● Given problem: Output all the entries word for word. Omit the pictures.

— START Data supplied —

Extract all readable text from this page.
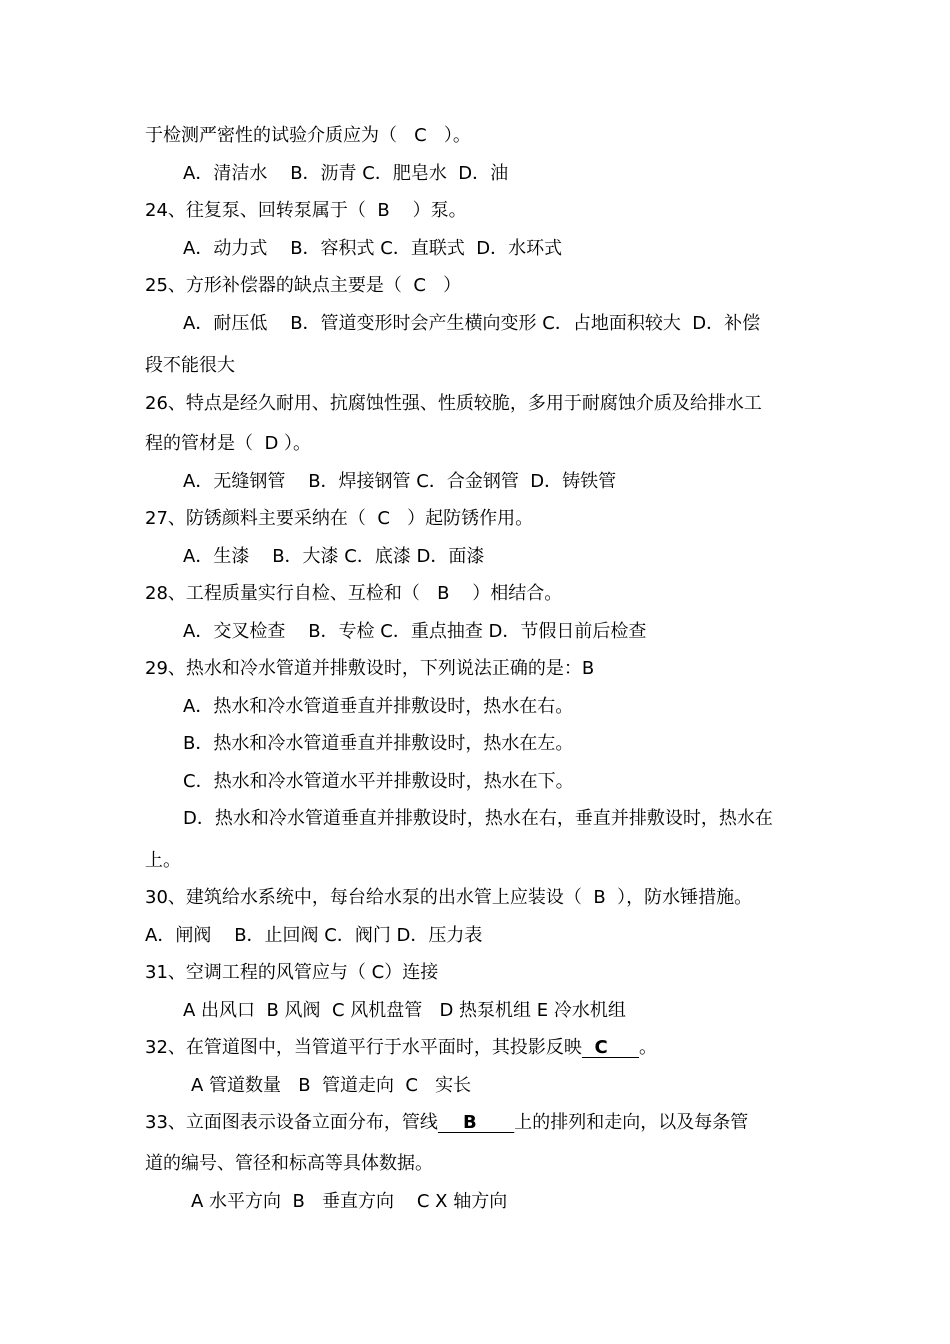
于检测严密性的试验介质应为（   C   ）。
A．清洁水    B．沥青 C．肥皂水  D．油
24、往复泵、回转泵属于（  B    ）泵。
A．动力式    B．容积式 C．直联式  D．水环式
25、方形补偿器的缺点主要是（  C   ）
A．耐压低    B．管道变形时会产生横向变形 C．占地面积较大  D．补偿
段不能很大
26、特点是经久耐用、抗腐蚀性强、性质较脆，多用于耐腐蚀介质及给排水工
程的管材是（  D ）。
A．无缝钢管    B．焊接钢管 C．合金钢管  D．铸铁管
27、防锈颜料主要采纳在（  C   ）起防锈作用。
A．生漆    B．大漆 C．底漆 D．面漆
28、工程质量实行自检、互检和（   B    ）相结合。
A．交叉检查    B．专检 C．重点抽查 D．节假日前后检查
29、热水和冷水管道并排敷设时，下列说法正确的是：B
A．热水和冷水管道垂直并排敷设时，热水在右。
B．热水和冷水管道垂直并排敷设时，热水在左。
C．热水和冷水管道水平并排敷设时，热水在下。
D．热水和冷水管道垂直并排敷设时，热水在右，垂直并排敷设时，热水在
上。
30、建筑给水系统中，每台给水泵的出水管上应装设（  B  ），防水锤措施。
A．闸阀    B．止回阀 C．阀门 D．压力表
31、空调工程的风管应与（ C）连接
A 出风口  B 风阀  C 风机盘管   D 热泵机组 E 冷水机组
32、在管道图中，当管道平行于水平面时，其投影反映  C     。
A 管道数量   B  管道走向  C   实长
33、立面图表示设备立面分布，管线    B      上的排列和走向，以及每条管
道的编号、管径和标高等具体数据。
A 水平方向  B   垂直方向    C X 轴方向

— END Data supplied —

● Exercise output:
Extract all readable text from this page.
于检测严密性的试验介质应为（   C   ）。
A．清洁水    B．沥青 C．肥皂水  D．油
24、往复泵、回转泵属于（  B    ）泵。
A．动力式    B．容积式 C．直联式  D．水环式
25、方形补偿器的缺点主要是（  C   ）
A．耐压低    B．管道变形时会产生横向变形 C．占地面积较大  D．补偿
段不能很大
26、特点是经久耐用、抗腐蚀性强、性质较脆，多用于耐腐蚀介质及给排水工
程的管材是（  D ）。
A．无缝钢管    B．焊接钢管 C．合金钢管  D．铸铁管
27、防锈颜料主要采纳在（  C   ）起防锈作用。
A．生漆    B．大漆 C．底漆 D．面漆
28、工程质量实行自检、互检和（   B    ）相结合。
A．交叉检查    B．专检 C．重点抽查 D．节假日前后检查
29、热水和冷水管道并排敷设时，下列说法正确的是：B
A．热水和冷水管道垂直并排敷设时，热水在右。
B．热水和冷水管道垂直并排敷设时，热水在左。
C．热水和冷水管道水平并排敷设时，热水在下。
D．热水和冷水管道垂直并排敷设时，热水在右，垂直并排敷设时，热水在
上。
30、建筑给水系统中，每台给水泵的出水管上应装设（  B  ），防水锤措施。
A．闸阀    B．止回阀 C．阀门 D．压力表
31、空调工程的风管应与（ C）连接
A 出风口  B 风阀  C 风机盘管   D 热泵机组 E 冷水机组
32、在管道图中，当管道平行于水平面时，其投影反映  C     。
A 管道数量   B  管道走向  C   实长
33、立面图表示设备立面分布，管线    B      上的排列和走向，以及每条管
道的编号、管径和标高等具体数据。
A 水平方向  B   垂直方向    C X 轴方向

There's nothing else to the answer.